**ABOUT THIS TASK**
Set down every entry exactly as it stands, omitting any picture.

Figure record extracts

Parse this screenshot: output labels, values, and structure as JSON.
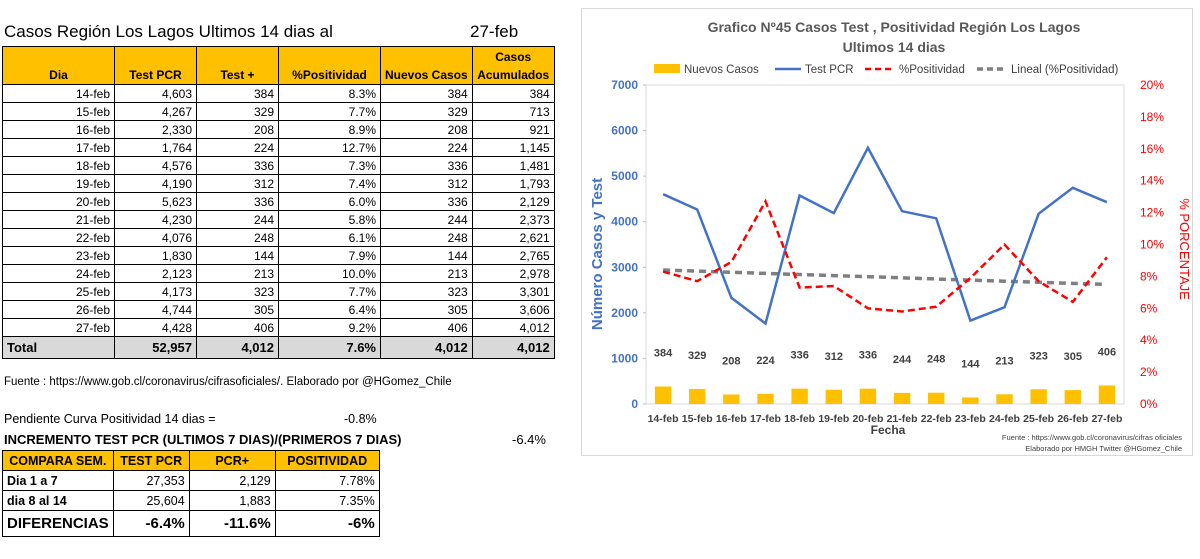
{
  "header": {
    "title": "Casos Región Los Lagos  Ultimos 14 dias al",
    "date": "27-feb"
  },
  "table": {
    "columns": [
      "Dia",
      "Test PCR",
      "Test +",
      "%Positividad",
      "Nuevos Casos",
      "Casos Acumulados"
    ],
    "col6_top": "Casos",
    "col6_bottom": "Acumulados",
    "rows": [
      [
        "14-feb",
        "4,603",
        "384",
        "8.3%",
        "384",
        "384"
      ],
      [
        "15-feb",
        "4,267",
        "329",
        "7.7%",
        "329",
        "713"
      ],
      [
        "16-feb",
        "2,330",
        "208",
        "8.9%",
        "208",
        "921"
      ],
      [
        "17-feb",
        "1,764",
        "224",
        "12.7%",
        "224",
        "1,145"
      ],
      [
        "18-feb",
        "4,576",
        "336",
        "7.3%",
        "336",
        "1,481"
      ],
      [
        "19-feb",
        "4,190",
        "312",
        "7.4%",
        "312",
        "1,793"
      ],
      [
        "20-feb",
        "5,623",
        "336",
        "6.0%",
        "336",
        "2,129"
      ],
      [
        "21-feb",
        "4,230",
        "244",
        "5.8%",
        "244",
        "2,373"
      ],
      [
        "22-feb",
        "4,076",
        "248",
        "6.1%",
        "248",
        "2,621"
      ],
      [
        "23-feb",
        "1,830",
        "144",
        "7.9%",
        "144",
        "2,765"
      ],
      [
        "24-feb",
        "2,123",
        "213",
        "10.0%",
        "213",
        "2,978"
      ],
      [
        "25-feb",
        "4,173",
        "323",
        "7.7%",
        "323",
        "3,301"
      ],
      [
        "26-feb",
        "4,744",
        "305",
        "6.4%",
        "305",
        "3,606"
      ],
      [
        "27-feb",
        "4,428",
        "406",
        "9.2%",
        "406",
        "4,012"
      ]
    ],
    "total": [
      "Total",
      "52,957",
      "4,012",
      "7.6%",
      "4,012",
      "4,012"
    ]
  },
  "source_line": "Fuente : https://www.gob.cl/coronavirus/cifrasoficiales/.     Elaborado por  @HGomez_Chile",
  "slope": {
    "label": "Pendiente Curva Positividad 14 dias =",
    "value": "-0.8%"
  },
  "increment": {
    "label": "INCREMENTO TEST PCR (ULTIMOS 7 DIAS)/(PRIMEROS 7 DIAS)",
    "value": "-6.4%"
  },
  "compare": {
    "headers": [
      "COMPARA SEM.",
      "TEST PCR",
      "PCR+",
      "POSITIVIDAD"
    ],
    "rows": [
      [
        "Dia 1 a 7",
        "27,353",
        "2,129",
        "7.78%"
      ],
      [
        "dia 8 al 14",
        "25,604",
        "1,883",
        "7.35%"
      ]
    ],
    "diff": [
      "DIFERENCIAS",
      "-6.4%",
      "-11.6%",
      "-6%"
    ]
  },
  "chart_data": {
    "type": "bar+line",
    "title": "Grafico Nº45 Casos Test  , Positividad Región Los Lagos",
    "subtitle": "Ultimos 14 dias",
    "categories": [
      "14-feb",
      "15-feb",
      "16-feb",
      "17-feb",
      "18-feb",
      "19-feb",
      "20-feb",
      "21-feb",
      "22-feb",
      "23-feb",
      "24-feb",
      "25-feb",
      "26-feb",
      "27-feb"
    ],
    "series": [
      {
        "name": "Nuevos Casos",
        "type": "bar",
        "axis": "left",
        "values": [
          384,
          329,
          208,
          224,
          336,
          312,
          336,
          244,
          248,
          144,
          213,
          323,
          305,
          406
        ]
      },
      {
        "name": "Test PCR",
        "type": "line",
        "axis": "left",
        "values": [
          4603,
          4267,
          2330,
          1764,
          4576,
          4190,
          5623,
          4230,
          4076,
          1830,
          2123,
          4173,
          4744,
          4428
        ]
      },
      {
        "name": "%Positividad",
        "type": "line",
        "axis": "right",
        "values": [
          8.3,
          7.7,
          8.9,
          12.7,
          7.3,
          7.4,
          6.0,
          5.8,
          6.1,
          7.9,
          10.0,
          7.7,
          6.4,
          9.2
        ]
      },
      {
        "name": "Lineal (%Positividad)",
        "type": "trend",
        "axis": "right",
        "values": [
          8.4,
          8.33,
          8.26,
          8.19,
          8.12,
          8.05,
          7.98,
          7.91,
          7.84,
          7.77,
          7.7,
          7.63,
          7.56,
          7.5
        ]
      }
    ],
    "bar_labels": [
      "384",
      "329",
      "208",
      "224",
      "336",
      "312",
      "336",
      "244",
      "248",
      "144",
      "213",
      "323",
      "305",
      "406"
    ],
    "xlabel": "Fecha",
    "ylabel": "Número Casos y Test",
    "y2label": "% PORCENTAJE",
    "ylim": [
      0,
      7000
    ],
    "yticks": [
      "0",
      "1000",
      "2000",
      "3000",
      "4000",
      "5000",
      "6000",
      "7000"
    ],
    "y2lim": [
      0,
      20
    ],
    "y2ticks": [
      "0%",
      "2%",
      "4%",
      "6%",
      "8%",
      "10%",
      "12%",
      "14%",
      "16%",
      "18%",
      "20%"
    ],
    "legend": [
      "Nuevos Casos",
      "Test PCR",
      "%Positividad",
      "Lineal (%Positividad)"
    ],
    "note1": "Fuente  : https://www.gob.cl/coronavirus/cifras oficiales",
    "note2": "Elaborado por HMGH  Twitter  @HGomez_Chile",
    "colors": {
      "bars": "#ffc000",
      "pcr": "#4472c4",
      "pos": "#ff0000",
      "trend": "#7f7f7f",
      "left_axis": "#4472c4",
      "right_axis": "#ff0000"
    }
  }
}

**ANSWER FOR THIS EXERCISE**
Parse this screenshot: output labels, values, and structure as JSON.
{
  "header": {
    "title": "Casos Región Los Lagos  Ultimos 14 dias al",
    "date": "27-feb"
  },
  "table": {
    "columns": [
      "Dia",
      "Test PCR",
      "Test +",
      "%Positividad",
      "Nuevos Casos",
      "Casos Acumulados"
    ],
    "col6_top": "Casos",
    "col6_bottom": "Acumulados",
    "rows": [
      [
        "14-feb",
        "4,603",
        "384",
        "8.3%",
        "384",
        "384"
      ],
      [
        "15-feb",
        "4,267",
        "329",
        "7.7%",
        "329",
        "713"
      ],
      [
        "16-feb",
        "2,330",
        "208",
        "8.9%",
        "208",
        "921"
      ],
      [
        "17-feb",
        "1,764",
        "224",
        "12.7%",
        "224",
        "1,145"
      ],
      [
        "18-feb",
        "4,576",
        "336",
        "7.3%",
        "336",
        "1,481"
      ],
      [
        "19-feb",
        "4,190",
        "312",
        "7.4%",
        "312",
        "1,793"
      ],
      [
        "20-feb",
        "5,623",
        "336",
        "6.0%",
        "336",
        "2,129"
      ],
      [
        "21-feb",
        "4,230",
        "244",
        "5.8%",
        "244",
        "2,373"
      ],
      [
        "22-feb",
        "4,076",
        "248",
        "6.1%",
        "248",
        "2,621"
      ],
      [
        "23-feb",
        "1,830",
        "144",
        "7.9%",
        "144",
        "2,765"
      ],
      [
        "24-feb",
        "2,123",
        "213",
        "10.0%",
        "213",
        "2,978"
      ],
      [
        "25-feb",
        "4,173",
        "323",
        "7.7%",
        "323",
        "3,301"
      ],
      [
        "26-feb",
        "4,744",
        "305",
        "6.4%",
        "305",
        "3,606"
      ],
      [
        "27-feb",
        "4,428",
        "406",
        "9.2%",
        "406",
        "4,012"
      ]
    ],
    "total": [
      "Total",
      "52,957",
      "4,012",
      "7.6%",
      "4,012",
      "4,012"
    ]
  },
  "source_line": "Fuente : https://www.gob.cl/coronavirus/cifrasoficiales/.     Elaborado por  @HGomez_Chile",
  "slope": {
    "label": "Pendiente Curva Positividad 14 dias =",
    "value": "-0.8%"
  },
  "increment": {
    "label": "INCREMENTO TEST PCR (ULTIMOS 7 DIAS)/(PRIMEROS 7 DIAS)",
    "value": "-6.4%"
  },
  "compare": {
    "headers": [
      "COMPARA SEM.",
      "TEST PCR",
      "PCR+",
      "POSITIVIDAD"
    ],
    "rows": [
      [
        "Dia 1 a 7",
        "27,353",
        "2,129",
        "7.78%"
      ],
      [
        "dia 8 al 14",
        "25,604",
        "1,883",
        "7.35%"
      ]
    ],
    "diff": [
      "DIFERENCIAS",
      "-6.4%",
      "-11.6%",
      "-6%"
    ]
  },
  "chart_data": {
    "type": "bar+line",
    "title": "Grafico Nº45 Casos Test  , Positividad Región Los Lagos",
    "subtitle": "Ultimos 14 dias",
    "categories": [
      "14-feb",
      "15-feb",
      "16-feb",
      "17-feb",
      "18-feb",
      "19-feb",
      "20-feb",
      "21-feb",
      "22-feb",
      "23-feb",
      "24-feb",
      "25-feb",
      "26-feb",
      "27-feb"
    ],
    "series": [
      {
        "name": "Nuevos Casos",
        "type": "bar",
        "axis": "left",
        "values": [
          384,
          329,
          208,
          224,
          336,
          312,
          336,
          244,
          248,
          144,
          213,
          323,
          305,
          406
        ]
      },
      {
        "name": "Test PCR",
        "type": "line",
        "axis": "left",
        "values": [
          4603,
          4267,
          2330,
          1764,
          4576,
          4190,
          5623,
          4230,
          4076,
          1830,
          2123,
          4173,
          4744,
          4428
        ]
      },
      {
        "name": "%Positividad",
        "type": "line",
        "axis": "right",
        "values": [
          8.3,
          7.7,
          8.9,
          12.7,
          7.3,
          7.4,
          6.0,
          5.8,
          6.1,
          7.9,
          10.0,
          7.7,
          6.4,
          9.2
        ]
      },
      {
        "name": "Lineal (%Positividad)",
        "type": "trend",
        "axis": "right",
        "values": [
          8.4,
          8.33,
          8.26,
          8.19,
          8.12,
          8.05,
          7.98,
          7.91,
          7.84,
          7.77,
          7.7,
          7.63,
          7.56,
          7.5
        ]
      }
    ],
    "bar_labels": [
      "384",
      "329",
      "208",
      "224",
      "336",
      "312",
      "336",
      "244",
      "248",
      "144",
      "213",
      "323",
      "305",
      "406"
    ],
    "xlabel": "Fecha",
    "ylabel": "Número Casos y Test",
    "y2label": "% PORCENTAJE",
    "ylim": [
      0,
      7000
    ],
    "yticks": [
      "0",
      "1000",
      "2000",
      "3000",
      "4000",
      "5000",
      "6000",
      "7000"
    ],
    "y2lim": [
      0,
      20
    ],
    "y2ticks": [
      "0%",
      "2%",
      "4%",
      "6%",
      "8%",
      "10%",
      "12%",
      "14%",
      "16%",
      "18%",
      "20%"
    ],
    "legend": [
      "Nuevos Casos",
      "Test PCR",
      "%Positividad",
      "Lineal (%Positividad)"
    ],
    "note1": "Fuente  : https://www.gob.cl/coronavirus/cifras oficiales",
    "note2": "Elaborado por HMGH  Twitter  @HGomez_Chile",
    "colors": {
      "bars": "#ffc000",
      "pcr": "#4472c4",
      "pos": "#ff0000",
      "trend": "#7f7f7f",
      "left_axis": "#4472c4",
      "right_axis": "#ff0000"
    }
  }
}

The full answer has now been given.